● **GIVEN REQUEST**:
Copy every one of the following records word for word.

● **DATASET ROWS**:
------------------------------------------------------------------------

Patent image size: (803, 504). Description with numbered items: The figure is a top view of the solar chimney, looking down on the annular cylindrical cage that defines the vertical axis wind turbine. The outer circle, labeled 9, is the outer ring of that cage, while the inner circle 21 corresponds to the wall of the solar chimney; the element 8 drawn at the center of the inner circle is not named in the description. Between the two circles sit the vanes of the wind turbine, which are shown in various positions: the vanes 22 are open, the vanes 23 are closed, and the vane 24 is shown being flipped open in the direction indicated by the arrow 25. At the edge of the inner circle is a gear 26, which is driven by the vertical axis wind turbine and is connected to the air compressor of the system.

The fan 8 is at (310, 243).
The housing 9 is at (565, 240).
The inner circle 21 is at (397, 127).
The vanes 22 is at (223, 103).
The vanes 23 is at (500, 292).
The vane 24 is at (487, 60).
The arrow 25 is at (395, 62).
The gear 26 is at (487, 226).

------------------------------------------------------------------------

● **WRITTEN SOLUTION**:
Patent image size: (803, 504). Description with numbered items: The figure is a top view of the solar chimney, looking down on the annular cylindrical cage that defines the vertical axis wind turbine. The outer circle, labeled 9, is the outer ring of that cage, while the inner circle 21 corresponds to the wall of the solar chimney; the element 8 drawn at the center of the inner circle is not named in the description. Between the two circles sit the vanes of the wind turbine, which are shown in various positions: the vanes 22 are open, the vanes 23 are closed, and the vane 24 is shown being flipped open in the direction indicated by the arrow 25. At the edge of the inner circle is a gear 26, which is driven by the vertical axis wind turbine and is connected to the air compressor of the system.

The fan 8 is at (310, 243).
The housing 9 is at (565, 240).
The inner circle 21 is at (397, 127).
The vanes 22 is at (223, 103).
The vanes 23 is at (500, 292).
The vane 24 is at (487, 60).
The arrow 25 is at (395, 62).
The gear 26 is at (487, 226).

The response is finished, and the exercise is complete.